_GIVEN TASK:_
Here are records with pictures in them. Copy all of them exactly and leave the pictures out.

--- BEGIN DATA SECTION ---

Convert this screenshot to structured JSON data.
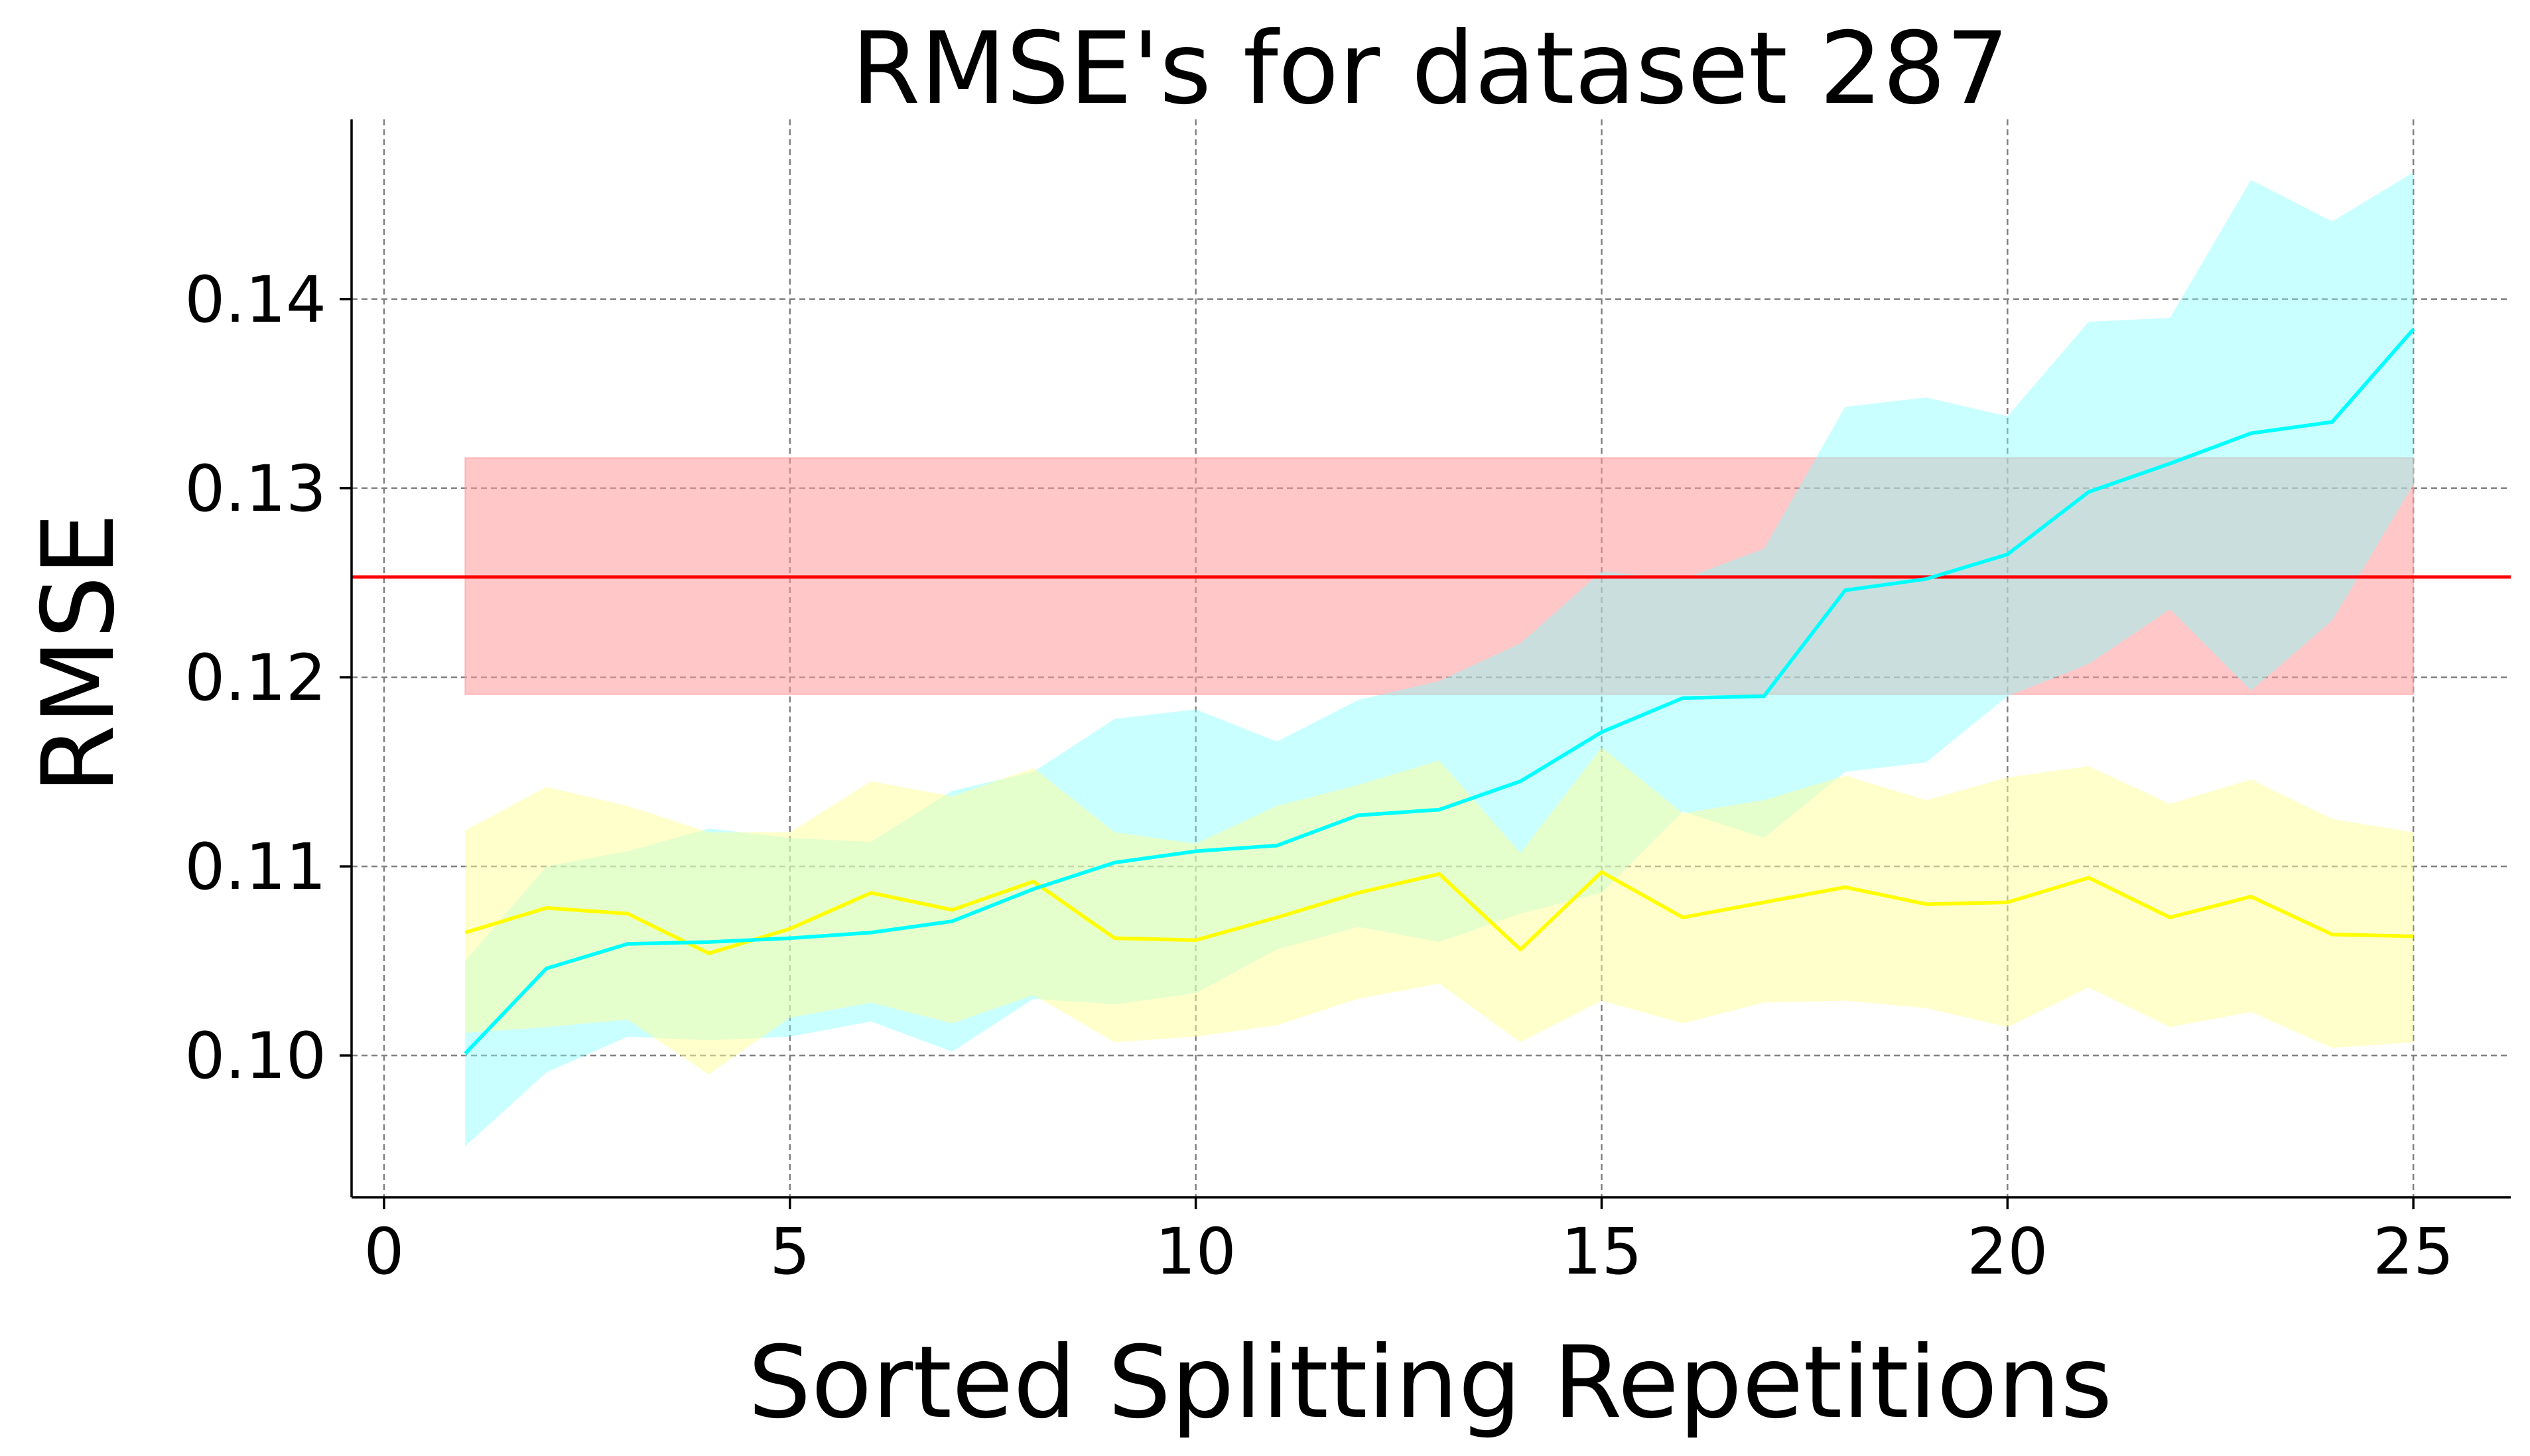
{
  "chart_data": {
    "type": "line",
    "title": "RMSE's for dataset 287",
    "xlabel": "Sorted Splitting Repetitions",
    "ylabel": "RMSE",
    "xlim": [
      -0.4,
      26.2
    ],
    "ylim": [
      0.0925,
      0.1495
    ],
    "xticks": [
      0,
      5,
      10,
      15,
      20,
      25
    ],
    "yticks": [
      0.1,
      0.11,
      0.12,
      0.13,
      0.14
    ],
    "xtick_labels": [
      "0",
      "5",
      "10",
      "15",
      "20",
      "25"
    ],
    "ytick_labels": [
      "0.10",
      "0.11",
      "0.12",
      "0.13",
      "0.14"
    ],
    "grid": true,
    "legend": "none",
    "reference_band": {
      "color": "#ff0000",
      "fill_color": "#ff9999",
      "value": 0.1253,
      "lower": 0.1191,
      "upper": 0.1316,
      "x_start": 1,
      "x_end": 25,
      "line_x_end": 26.2
    },
    "x": [
      1,
      2,
      3,
      4,
      5,
      6,
      7,
      8,
      9,
      10,
      11,
      12,
      13,
      14,
      15,
      16,
      17,
      18,
      19,
      20,
      21,
      22,
      23,
      24,
      25
    ],
    "series": [
      {
        "color": "#00ffff",
        "fill_color": "#80ffff",
        "values": [
          0.1001,
          0.1046,
          0.1059,
          0.106,
          0.1062,
          0.1065,
          0.1071,
          0.1088,
          0.1102,
          0.1108,
          0.1111,
          0.1127,
          0.113,
          0.1145,
          0.1171,
          0.1189,
          0.119,
          0.1246,
          0.1252,
          0.1265,
          0.1298,
          0.1313,
          0.1329,
          0.1335,
          0.1384
        ],
        "lower": [
          0.0952,
          0.0991,
          0.101,
          0.1008,
          0.101,
          0.1018,
          0.1002,
          0.103,
          0.1027,
          0.1033,
          0.1056,
          0.1068,
          0.106,
          0.1075,
          0.1086,
          0.1129,
          0.1115,
          0.115,
          0.1155,
          0.119,
          0.1207,
          0.1236,
          0.1193,
          0.123,
          0.1302
        ],
        "upper": [
          0.105,
          0.11,
          0.1108,
          0.112,
          0.1115,
          0.1113,
          0.114,
          0.115,
          0.1178,
          0.1183,
          0.1166,
          0.1188,
          0.1198,
          0.1218,
          0.1256,
          0.1252,
          0.1268,
          0.1343,
          0.1348,
          0.1338,
          0.1388,
          0.139,
          0.1463,
          0.1441,
          0.1467
        ]
      },
      {
        "color": "#ffff00",
        "fill_color": "#ffff99",
        "values": [
          0.1065,
          0.1078,
          0.1075,
          0.1054,
          0.1067,
          0.1086,
          0.1077,
          0.1092,
          0.1062,
          0.1061,
          0.1073,
          0.1086,
          0.1096,
          0.1056,
          0.1097,
          0.1073,
          0.1081,
          0.1089,
          0.108,
          0.1081,
          0.1094,
          0.1073,
          0.1084,
          0.1064,
          0.1063
        ]
      }
    ],
    "yellow_band_lower": [
      0.1012,
      0.1015,
      0.1019,
      0.099,
      0.102,
      0.1028,
      0.1017,
      0.1032,
      0.1007,
      0.101,
      0.1016,
      0.103,
      0.1038,
      0.1007,
      0.1029,
      0.1017,
      0.1028,
      0.1029,
      0.1025,
      0.1015,
      0.1036,
      0.1015,
      0.1023,
      0.1004,
      0.1007
    ],
    "yellow_band_upper": [
      0.1119,
      0.1142,
      0.1132,
      0.1118,
      0.1118,
      0.1145,
      0.1137,
      0.1152,
      0.1118,
      0.1112,
      0.1132,
      0.1143,
      0.1156,
      0.1107,
      0.1163,
      0.1128,
      0.1135,
      0.1148,
      0.1135,
      0.1147,
      0.1153,
      0.1133,
      0.1146,
      0.1125,
      0.1118
    ]
  }
}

--- END DATA SECTION ---

_COMPLETED TASK:_
Convert this screenshot to structured JSON data.
{
  "chart_data": {
    "type": "line",
    "title": "RMSE's for dataset 287",
    "xlabel": "Sorted Splitting Repetitions",
    "ylabel": "RMSE",
    "xlim": [
      -0.4,
      26.2
    ],
    "ylim": [
      0.0925,
      0.1495
    ],
    "xticks": [
      0,
      5,
      10,
      15,
      20,
      25
    ],
    "yticks": [
      0.1,
      0.11,
      0.12,
      0.13,
      0.14
    ],
    "xtick_labels": [
      "0",
      "5",
      "10",
      "15",
      "20",
      "25"
    ],
    "ytick_labels": [
      "0.10",
      "0.11",
      "0.12",
      "0.13",
      "0.14"
    ],
    "grid": true,
    "legend": "none",
    "reference_band": {
      "color": "#ff0000",
      "fill_color": "#ff9999",
      "value": 0.1253,
      "lower": 0.1191,
      "upper": 0.1316,
      "x_start": 1,
      "x_end": 25,
      "line_x_end": 26.2
    },
    "x": [
      1,
      2,
      3,
      4,
      5,
      6,
      7,
      8,
      9,
      10,
      11,
      12,
      13,
      14,
      15,
      16,
      17,
      18,
      19,
      20,
      21,
      22,
      23,
      24,
      25
    ],
    "series": [
      {
        "color": "#00ffff",
        "fill_color": "#80ffff",
        "values": [
          0.1001,
          0.1046,
          0.1059,
          0.106,
          0.1062,
          0.1065,
          0.1071,
          0.1088,
          0.1102,
          0.1108,
          0.1111,
          0.1127,
          0.113,
          0.1145,
          0.1171,
          0.1189,
          0.119,
          0.1246,
          0.1252,
          0.1265,
          0.1298,
          0.1313,
          0.1329,
          0.1335,
          0.1384
        ],
        "lower": [
          0.0952,
          0.0991,
          0.101,
          0.1008,
          0.101,
          0.1018,
          0.1002,
          0.103,
          0.1027,
          0.1033,
          0.1056,
          0.1068,
          0.106,
          0.1075,
          0.1086,
          0.1129,
          0.1115,
          0.115,
          0.1155,
          0.119,
          0.1207,
          0.1236,
          0.1193,
          0.123,
          0.1302
        ],
        "upper": [
          0.105,
          0.11,
          0.1108,
          0.112,
          0.1115,
          0.1113,
          0.114,
          0.115,
          0.1178,
          0.1183,
          0.1166,
          0.1188,
          0.1198,
          0.1218,
          0.1256,
          0.1252,
          0.1268,
          0.1343,
          0.1348,
          0.1338,
          0.1388,
          0.139,
          0.1463,
          0.1441,
          0.1467
        ]
      },
      {
        "color": "#ffff00",
        "fill_color": "#ffff99",
        "values": [
          0.1065,
          0.1078,
          0.1075,
          0.1054,
          0.1067,
          0.1086,
          0.1077,
          0.1092,
          0.1062,
          0.1061,
          0.1073,
          0.1086,
          0.1096,
          0.1056,
          0.1097,
          0.1073,
          0.1081,
          0.1089,
          0.108,
          0.1081,
          0.1094,
          0.1073,
          0.1084,
          0.1064,
          0.1063
        ]
      }
    ],
    "yellow_band_lower": [
      0.1012,
      0.1015,
      0.1019,
      0.099,
      0.102,
      0.1028,
      0.1017,
      0.1032,
      0.1007,
      0.101,
      0.1016,
      0.103,
      0.1038,
      0.1007,
      0.1029,
      0.1017,
      0.1028,
      0.1029,
      0.1025,
      0.1015,
      0.1036,
      0.1015,
      0.1023,
      0.1004,
      0.1007
    ],
    "yellow_band_upper": [
      0.1119,
      0.1142,
      0.1132,
      0.1118,
      0.1118,
      0.1145,
      0.1137,
      0.1152,
      0.1118,
      0.1112,
      0.1132,
      0.1143,
      0.1156,
      0.1107,
      0.1163,
      0.1128,
      0.1135,
      0.1148,
      0.1135,
      0.1147,
      0.1153,
      0.1133,
      0.1146,
      0.1125,
      0.1118
    ]
  }
}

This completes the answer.